## INSTRUCTIONS FOR THE TASK
Below is a listing; write it out exactly and drop any images from it.

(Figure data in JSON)
....

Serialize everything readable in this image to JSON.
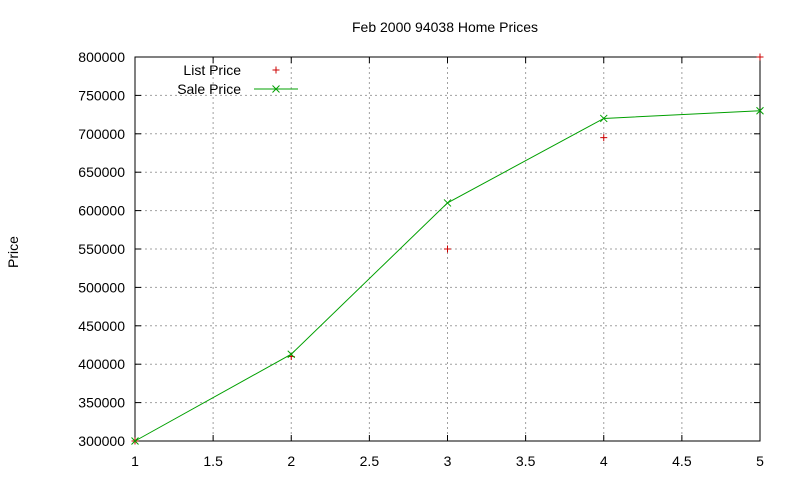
{
  "chart_data": {
    "type": "line",
    "title": "Feb 2000 94038 Home Prices",
    "xlabel": "",
    "ylabel": "Price",
    "xlim": [
      1,
      5
    ],
    "ylim": [
      300000,
      800000
    ],
    "x_ticks": [
      "1",
      "1.5",
      "2",
      "2.5",
      "3",
      "3.5",
      "4",
      "4.5",
      "5"
    ],
    "y_ticks": [
      "300000",
      "350000",
      "400000",
      "450000",
      "500000",
      "550000",
      "600000",
      "650000",
      "700000",
      "750000",
      "800000"
    ],
    "grid": true,
    "legend_position": "top-left",
    "series": [
      {
        "name": "List Price",
        "style": "points",
        "marker": "plus",
        "color": "#cc0000",
        "x": [
          1,
          2,
          3,
          4,
          5
        ],
        "values": [
          300000,
          410000,
          550000,
          695000,
          800000
        ]
      },
      {
        "name": "Sale Price",
        "style": "linespoints",
        "marker": "cross",
        "color": "#00a000",
        "x": [
          1,
          2,
          3,
          4,
          5
        ],
        "values": [
          300000,
          413000,
          610000,
          720000,
          730000
        ]
      }
    ]
  }
}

....

## SOLUTION
Serialize everything readable in this image to JSON.
{
  "chart_data": {
    "type": "line",
    "title": "Feb 2000 94038 Home Prices",
    "xlabel": "",
    "ylabel": "Price",
    "xlim": [
      1,
      5
    ],
    "ylim": [
      300000,
      800000
    ],
    "x_ticks": [
      "1",
      "1.5",
      "2",
      "2.5",
      "3",
      "3.5",
      "4",
      "4.5",
      "5"
    ],
    "y_ticks": [
      "300000",
      "350000",
      "400000",
      "450000",
      "500000",
      "550000",
      "600000",
      "650000",
      "700000",
      "750000",
      "800000"
    ],
    "grid": true,
    "legend_position": "top-left",
    "series": [
      {
        "name": "List Price",
        "style": "points",
        "marker": "plus",
        "color": "#cc0000",
        "x": [
          1,
          2,
          3,
          4,
          5
        ],
        "values": [
          300000,
          410000,
          550000,
          695000,
          800000
        ]
      },
      {
        "name": "Sale Price",
        "style": "linespoints",
        "marker": "cross",
        "color": "#00a000",
        "x": [
          1,
          2,
          3,
          4,
          5
        ],
        "values": [
          300000,
          413000,
          610000,
          720000,
          730000
        ]
      }
    ]
  }
}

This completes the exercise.